== TASK INSTRUCTIONS ==
Retype the records that come next, word for word.

━━━━━ DATA SUPPLIED

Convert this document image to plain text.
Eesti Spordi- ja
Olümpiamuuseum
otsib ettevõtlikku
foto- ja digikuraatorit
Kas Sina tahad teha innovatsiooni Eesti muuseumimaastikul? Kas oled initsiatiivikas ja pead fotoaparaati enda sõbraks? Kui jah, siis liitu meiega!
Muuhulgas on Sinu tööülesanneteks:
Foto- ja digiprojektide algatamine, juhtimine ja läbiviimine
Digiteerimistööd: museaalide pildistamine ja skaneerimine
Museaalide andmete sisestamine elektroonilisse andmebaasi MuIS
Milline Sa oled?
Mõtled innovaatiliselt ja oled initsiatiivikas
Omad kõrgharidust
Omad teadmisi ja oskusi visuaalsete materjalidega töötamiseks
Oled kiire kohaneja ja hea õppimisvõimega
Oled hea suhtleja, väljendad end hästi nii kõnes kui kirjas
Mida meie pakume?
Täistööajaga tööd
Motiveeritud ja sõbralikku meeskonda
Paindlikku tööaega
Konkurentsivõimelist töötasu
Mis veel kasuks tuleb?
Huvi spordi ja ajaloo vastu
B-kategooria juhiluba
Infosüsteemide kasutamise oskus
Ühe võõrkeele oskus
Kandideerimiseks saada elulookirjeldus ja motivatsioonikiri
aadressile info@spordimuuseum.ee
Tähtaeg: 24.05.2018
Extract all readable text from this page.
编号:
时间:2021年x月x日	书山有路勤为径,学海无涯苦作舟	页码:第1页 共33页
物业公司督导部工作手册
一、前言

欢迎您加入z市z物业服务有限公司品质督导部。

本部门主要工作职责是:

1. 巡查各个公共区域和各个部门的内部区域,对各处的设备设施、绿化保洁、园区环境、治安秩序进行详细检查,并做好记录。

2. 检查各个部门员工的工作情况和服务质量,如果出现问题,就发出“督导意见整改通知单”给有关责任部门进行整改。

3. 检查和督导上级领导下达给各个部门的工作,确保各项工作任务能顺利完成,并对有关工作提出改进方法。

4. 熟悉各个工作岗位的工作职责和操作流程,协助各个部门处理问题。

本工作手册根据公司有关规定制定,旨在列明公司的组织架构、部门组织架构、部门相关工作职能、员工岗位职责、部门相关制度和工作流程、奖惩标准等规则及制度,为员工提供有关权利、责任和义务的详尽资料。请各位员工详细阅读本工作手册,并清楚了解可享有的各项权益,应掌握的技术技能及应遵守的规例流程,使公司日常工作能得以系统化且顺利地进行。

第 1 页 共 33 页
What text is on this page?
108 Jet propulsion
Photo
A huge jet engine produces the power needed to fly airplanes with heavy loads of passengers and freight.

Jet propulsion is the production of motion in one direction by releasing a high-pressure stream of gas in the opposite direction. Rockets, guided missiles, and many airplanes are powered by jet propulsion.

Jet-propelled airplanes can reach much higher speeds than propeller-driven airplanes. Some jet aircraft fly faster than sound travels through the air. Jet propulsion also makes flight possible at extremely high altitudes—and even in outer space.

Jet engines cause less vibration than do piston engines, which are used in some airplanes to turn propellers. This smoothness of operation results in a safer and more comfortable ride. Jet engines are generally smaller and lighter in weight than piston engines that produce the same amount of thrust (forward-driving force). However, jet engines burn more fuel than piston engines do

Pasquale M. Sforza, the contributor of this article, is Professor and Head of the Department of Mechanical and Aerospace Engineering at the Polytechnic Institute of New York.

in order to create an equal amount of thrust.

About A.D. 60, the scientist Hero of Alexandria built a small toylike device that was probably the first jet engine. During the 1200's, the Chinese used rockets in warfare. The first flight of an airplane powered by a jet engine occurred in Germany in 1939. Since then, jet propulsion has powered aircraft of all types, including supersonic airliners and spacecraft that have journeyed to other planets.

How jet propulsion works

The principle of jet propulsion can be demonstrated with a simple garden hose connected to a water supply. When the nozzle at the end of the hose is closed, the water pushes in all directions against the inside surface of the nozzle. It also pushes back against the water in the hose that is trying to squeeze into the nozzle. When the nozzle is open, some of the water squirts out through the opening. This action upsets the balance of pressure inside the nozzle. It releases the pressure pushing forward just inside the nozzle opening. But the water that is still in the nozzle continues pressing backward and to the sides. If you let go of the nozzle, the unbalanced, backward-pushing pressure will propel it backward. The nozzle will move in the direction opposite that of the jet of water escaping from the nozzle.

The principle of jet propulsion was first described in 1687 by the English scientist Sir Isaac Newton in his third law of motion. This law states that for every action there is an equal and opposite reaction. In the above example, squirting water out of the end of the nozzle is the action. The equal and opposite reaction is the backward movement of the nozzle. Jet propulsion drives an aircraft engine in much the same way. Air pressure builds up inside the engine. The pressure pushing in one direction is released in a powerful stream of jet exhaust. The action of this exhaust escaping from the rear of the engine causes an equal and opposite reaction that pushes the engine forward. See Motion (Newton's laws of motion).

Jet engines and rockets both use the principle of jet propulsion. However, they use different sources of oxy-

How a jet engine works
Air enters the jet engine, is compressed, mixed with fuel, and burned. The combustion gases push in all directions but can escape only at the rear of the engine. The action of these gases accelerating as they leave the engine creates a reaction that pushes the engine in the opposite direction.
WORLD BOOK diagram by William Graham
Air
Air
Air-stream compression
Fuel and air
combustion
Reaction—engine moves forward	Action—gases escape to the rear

━━━━━━━━━━

== TASK RESULT ==
Convert this document image to plain text.
Eesti Spordi- ja
Olümpiamuuseum
otsib ettevõtlikku
foto- ja digikuraatorit
Kas Sina tahad teha innovatsiooni Eesti muuseumimaastikul? Kas oled initsiatiivikas ja pead fotoaparaati enda sõbraks? Kui jah, siis liitu meiega!
Muuhulgas on Sinu tööülesanneteks:
Foto- ja digiprojektide algatamine, juhtimine ja läbiviimine
Digiteerimistööd: museaalide pildistamine ja skaneerimine
Museaalide andmete sisestamine elektroonilisse andmebaasi MuIS
Milline Sa oled?
Mõtled innovaatiliselt ja oled initsiatiivikas
Omad kõrgharidust
Omad teadmisi ja oskusi visuaalsete materjalidega töötamiseks
Oled kiire kohaneja ja hea õppimisvõimega
Oled hea suhtleja, väljendad end hästi nii kõnes kui kirjas
Mida meie pakume?
Täistööajaga tööd
Motiveeritud ja sõbralikku meeskonda
Paindlikku tööaega
Konkurentsivõimelist töötasu
Mis veel kasuks tuleb?
Huvi spordi ja ajaloo vastu
B-kategooria juhiluba
Infosüsteemide kasutamise oskus
Ühe võõrkeele oskus
Kandideerimiseks saada elulookirjeldus ja motivatsioonikiri
aadressile info@spordimuuseum.ee
Tähtaeg: 24.05.2018
Extract all readable text from this page.
编号:
时间:2021年x月x日	书山有路勤为径,学海无涯苦作舟	页码:第1页 共33页
物业公司督导部工作手册
一、前言

欢迎您加入z市z物业服务有限公司品质督导部。

本部门主要工作职责是:

1. 巡查各个公共区域和各个部门的内部区域,对各处的设备设施、绿化保洁、园区环境、治安秩序进行详细检查,并做好记录。

2. 检查各个部门员工的工作情况和服务质量,如果出现问题,就发出“督导意见整改通知单”给有关责任部门进行整改。

3. 检查和督导上级领导下达给各个部门的工作,确保各项工作任务能顺利完成,并对有关工作提出改进方法。

4. 熟悉各个工作岗位的工作职责和操作流程,协助各个部门处理问题。

本工作手册根据公司有关规定制定,旨在列明公司的组织架构、部门组织架构、部门相关工作职能、员工岗位职责、部门相关制度和工作流程、奖惩标准等规则及制度,为员工提供有关权利、责任和义务的详尽资料。请各位员工详细阅读本工作手册,并清楚了解可享有的各项权益,应掌握的技术技能及应遵守的规例流程,使公司日常工作能得以系统化且顺利地进行。

第 1 页 共 33 页
What text is on this page?
108 Jet propulsion
Photo
A huge jet engine produces the power needed to fly airplanes with heavy loads of passengers and freight.

Jet propulsion is the production of motion in one direction by releasing a high-pressure stream of gas in the opposite direction. Rockets, guided missiles, and many airplanes are powered by jet propulsion.

Jet-propelled airplanes can reach much higher speeds than propeller-driven airplanes. Some jet aircraft fly faster than sound travels through the air. Jet propulsion also makes flight possible at extremely high altitudes—and even in outer space.

Jet engines cause less vibration than do piston engines, which are used in some airplanes to turn propellers. This smoothness of operation results in a safer and more comfortable ride. Jet engines are generally smaller and lighter in weight than piston engines that produce the same amount of thrust (forward-driving force). However, jet engines burn more fuel than piston engines do

Pasquale M. Sforza, the contributor of this article, is Professor and Head of the Department of Mechanical and Aerospace Engineering at the Polytechnic Institute of New York.

in order to create an equal amount of thrust.

About A.D. 60, the scientist Hero of Alexandria built a small toylike device that was probably the first jet engine. During the 1200's, the Chinese used rockets in warfare. The first flight of an airplane powered by a jet engine occurred in Germany in 1939. Since then, jet propulsion has powered aircraft of all types, including supersonic airliners and spacecraft that have journeyed to other planets.

How jet propulsion works

The principle of jet propulsion can be demonstrated with a simple garden hose connected to a water supply. When the nozzle at the end of the hose is closed, the water pushes in all directions against the inside surface of the nozzle. It also pushes back against the water in the hose that is trying to squeeze into the nozzle. When the nozzle is open, some of the water squirts out through the opening. This action upsets the balance of pressure inside the nozzle. It releases the pressure pushing forward just inside the nozzle opening. But the water that is still in the nozzle continues pressing backward and to the sides. If you let go of the nozzle, the unbalanced, backward-pushing pressure will propel it backward. The nozzle will move in the direction opposite that of the jet of water escaping from the nozzle.

The principle of jet propulsion was first described in 1687 by the English scientist Sir Isaac Newton in his third law of motion. This law states that for every action there is an equal and opposite reaction. In the above example, squirting water out of the end of the nozzle is the action. The equal and opposite reaction is the backward movement of the nozzle. Jet propulsion drives an aircraft engine in much the same way. Air pressure builds up inside the engine. The pressure pushing in one direction is released in a powerful stream of jet exhaust. The action of this exhaust escaping from the rear of the engine causes an equal and opposite reaction that pushes the engine forward. See Motion (Newton's laws of motion).

Jet engines and rockets both use the principle of jet propulsion. However, they use different sources of oxy-

How a jet engine works
Air enters the jet engine, is compressed, mixed with fuel, and burned. The combustion gases push in all directions but can escape only at the rear of the engine. The action of these gases accelerating as they leave the engine creates a reaction that pushes the engine in the opposite direction.
WORLD BOOK diagram by William Graham
Air
Air
Air-stream compression
Fuel and air
combustion
Reaction—engine moves forward	Action—gases escape to the rear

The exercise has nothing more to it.